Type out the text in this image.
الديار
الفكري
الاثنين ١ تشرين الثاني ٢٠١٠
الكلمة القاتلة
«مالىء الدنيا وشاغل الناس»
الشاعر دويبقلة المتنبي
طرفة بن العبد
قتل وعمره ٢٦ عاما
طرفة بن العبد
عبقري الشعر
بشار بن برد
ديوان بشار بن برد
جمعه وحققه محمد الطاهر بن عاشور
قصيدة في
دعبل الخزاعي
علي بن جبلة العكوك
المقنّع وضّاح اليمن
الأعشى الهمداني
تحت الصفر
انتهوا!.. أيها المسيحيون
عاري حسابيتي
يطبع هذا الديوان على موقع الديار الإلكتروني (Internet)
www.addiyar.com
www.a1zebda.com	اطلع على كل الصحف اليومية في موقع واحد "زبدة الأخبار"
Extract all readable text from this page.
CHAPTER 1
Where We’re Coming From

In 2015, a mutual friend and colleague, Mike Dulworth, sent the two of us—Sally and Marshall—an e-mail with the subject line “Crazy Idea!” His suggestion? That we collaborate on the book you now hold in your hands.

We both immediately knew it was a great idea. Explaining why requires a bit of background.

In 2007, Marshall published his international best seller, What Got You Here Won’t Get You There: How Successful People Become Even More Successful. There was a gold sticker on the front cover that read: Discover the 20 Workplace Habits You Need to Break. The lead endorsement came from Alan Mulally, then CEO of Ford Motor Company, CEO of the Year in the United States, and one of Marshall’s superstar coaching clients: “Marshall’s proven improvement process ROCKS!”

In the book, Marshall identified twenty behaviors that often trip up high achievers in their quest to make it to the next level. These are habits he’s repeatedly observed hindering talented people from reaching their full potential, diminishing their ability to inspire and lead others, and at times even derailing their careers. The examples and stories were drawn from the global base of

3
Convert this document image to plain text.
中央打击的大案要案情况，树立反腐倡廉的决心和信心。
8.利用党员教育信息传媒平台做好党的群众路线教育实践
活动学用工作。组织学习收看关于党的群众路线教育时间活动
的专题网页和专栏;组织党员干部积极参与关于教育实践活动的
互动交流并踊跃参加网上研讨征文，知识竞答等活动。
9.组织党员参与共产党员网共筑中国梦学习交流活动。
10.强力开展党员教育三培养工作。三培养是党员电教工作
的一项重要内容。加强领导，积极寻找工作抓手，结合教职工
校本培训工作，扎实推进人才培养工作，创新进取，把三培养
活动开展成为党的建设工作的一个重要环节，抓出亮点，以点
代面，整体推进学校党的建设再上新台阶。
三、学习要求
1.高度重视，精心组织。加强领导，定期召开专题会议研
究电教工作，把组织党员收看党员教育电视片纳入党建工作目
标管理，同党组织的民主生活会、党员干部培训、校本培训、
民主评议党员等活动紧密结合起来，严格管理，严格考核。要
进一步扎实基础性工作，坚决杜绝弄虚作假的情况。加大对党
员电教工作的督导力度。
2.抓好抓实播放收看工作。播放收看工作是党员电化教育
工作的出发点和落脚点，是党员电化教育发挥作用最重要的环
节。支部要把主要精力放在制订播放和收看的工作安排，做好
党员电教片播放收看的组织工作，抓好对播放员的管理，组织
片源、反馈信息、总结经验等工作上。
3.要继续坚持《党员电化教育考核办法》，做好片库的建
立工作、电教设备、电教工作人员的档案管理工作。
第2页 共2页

◆ ◆ ◆ ◆ ◆

- Given problem -
Extract, word for word, each line of the listing above.

- Final result -
Type out the text in this image.
الديار
الفكري
الاثنين ١ تشرين الثاني ٢٠١٠
الكلمة القاتلة
«مالىء الدنيا وشاغل الناس»
الشاعر دويبقلة المتنبي
طرفة بن العبد
قتل وعمره ٢٦ عاما
طرفة بن العبد
عبقري الشعر
بشار بن برد
ديوان بشار بن برد
جمعه وحققه محمد الطاهر بن عاشور
قصيدة في
دعبل الخزاعي
علي بن جبلة العكوك
المقنّع وضّاح اليمن
الأعشى الهمداني
تحت الصفر
انتهوا!.. أيها المسيحيون
عاري حسابيتي
يطبع هذا الديوان على موقع الديار الإلكتروني (Internet)
www.addiyar.com
www.a1zebda.com	اطلع على كل الصحف اليومية في موقع واحد "زبدة الأخبار"
Extract all readable text from this page.
CHAPTER 1
Where We’re Coming From

In 2015, a mutual friend and colleague, Mike Dulworth, sent the two of us—Sally and Marshall—an e-mail with the subject line “Crazy Idea!” His suggestion? That we collaborate on the book you now hold in your hands.

We both immediately knew it was a great idea. Explaining why requires a bit of background.

In 2007, Marshall published his international best seller, What Got You Here Won’t Get You There: How Successful People Become Even More Successful. There was a gold sticker on the front cover that read: Discover the 20 Workplace Habits You Need to Break. The lead endorsement came from Alan Mulally, then CEO of Ford Motor Company, CEO of the Year in the United States, and one of Marshall’s superstar coaching clients: “Marshall’s proven improvement process ROCKS!”

In the book, Marshall identified twenty behaviors that often trip up high achievers in their quest to make it to the next level. These are habits he’s repeatedly observed hindering talented people from reaching their full potential, diminishing their ability to inspire and lead others, and at times even derailing their careers. The examples and stories were drawn from the global base of

3
Convert this document image to plain text.
中央打击的大案要案情况，树立反腐倡廉的决心和信心。
8.利用党员教育信息传媒平台做好党的群众路线教育实践
活动学用工作。组织学习收看关于党的群众路线教育时间活动
的专题网页和专栏;组织党员干部积极参与关于教育实践活动的
互动交流并踊跃参加网上研讨征文，知识竞答等活动。
9.组织党员参与共产党员网共筑中国梦学习交流活动。
10.强力开展党员教育三培养工作。三培养是党员电教工作
的一项重要内容。加强领导，积极寻找工作抓手，结合教职工
校本培训工作，扎实推进人才培养工作，创新进取，把三培养
活动开展成为党的建设工作的一个重要环节，抓出亮点，以点
代面，整体推进学校党的建设再上新台阶。
三、学习要求
1.高度重视，精心组织。加强领导，定期召开专题会议研
究电教工作，把组织党员收看党员教育电视片纳入党建工作目
标管理，同党组织的民主生活会、党员干部培训、校本培训、
民主评议党员等活动紧密结合起来，严格管理，严格考核。要
进一步扎实基础性工作，坚决杜绝弄虚作假的情况。加大对党
员电教工作的督导力度。
2.抓好抓实播放收看工作。播放收看工作是党员电化教育
工作的出发点和落脚点，是党员电化教育发挥作用最重要的环
节。支部要把主要精力放在制订播放和收看的工作安排，做好
党员电教片播放收看的组织工作，抓好对播放员的管理，组织
片源、反馈信息、总结经验等工作上。
3.要继续坚持《党员电化教育考核办法》，做好片库的建
立工作、电教设备、电教工作人员的档案管理工作。
第2页 共2页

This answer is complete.